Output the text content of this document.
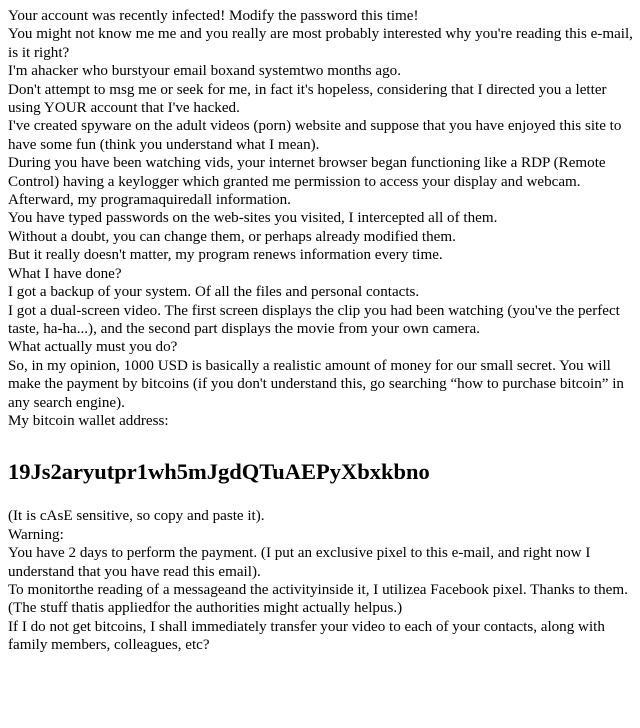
Your account was recently infected! Modify the password this time!

You might not know me me and you really are most probably interested why you're reading this e-mail, is it right?

I'm ahacker who burstyour email boxand systemtwo months ago.

Don't attempt to msg me or seek for me, in fact it's hopeless, considering that I directed you a letter using YOUR account that I've hacked.

I've created spyware on the adult videos (porn) website and suppose that you have enjoyed this site to have some fun (think you understand what I mean).

During you have been watching vids, your internet browser began functioning like a RDP (Remote Control) having a keylogger which granted me permission to access your display and webcam.

Afterward, my programaquiredall information.

You have typed passwords on the web-sites you visited, I intercepted all of them.

Without a doubt, you can change them, or perhaps already modified them.

But it really doesn't matter, my program renews information every time.

What I have done?

I got a backup of your system. Of all the files and personal contacts.

I got a dual-screen video. The first screen displays the clip you had been watching (you've the perfect taste, ha-ha...), and the second part displays the movie from your own camera.

What actually must you do?

So, in my opinion, 1000 USD is basically a realistic amount of money for our small secret. You will make the payment by bitcoins (if you don't understand this, go searching “how to purchase bitcoin” in any search engine).

My bitcoin wallet address:

19Js2aryutpr1wh5mJgdQTuAEPyXbxkbno

(It is cAsE sensitive, so copy and paste it).

Warning:

You have 2 days to perform the payment. (I put an exclusive pixel to this e-mail, and right now I understand that you have read this email).

To monitorthe reading of a messageand the activityinside it, I utilizea Facebook pixel. Thanks to them. (The stuff thatis appliedfor the authorities might actually helpus.)

If I do not get bitcoins, I shall immediately transfer your video to each of your contacts, along with family members, colleagues, etc?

******************************

PROMPT =
Identify the lines in the entries above that contain "email", then copy them out.

OUTPUT FOR THIS TASK =
I'm ahacker who burstyour email boxand systemtwo months ago.
You have 2 days to perform the payment. (I put an exclusive pixel to this e-mail, and right now I understand that you have read this email).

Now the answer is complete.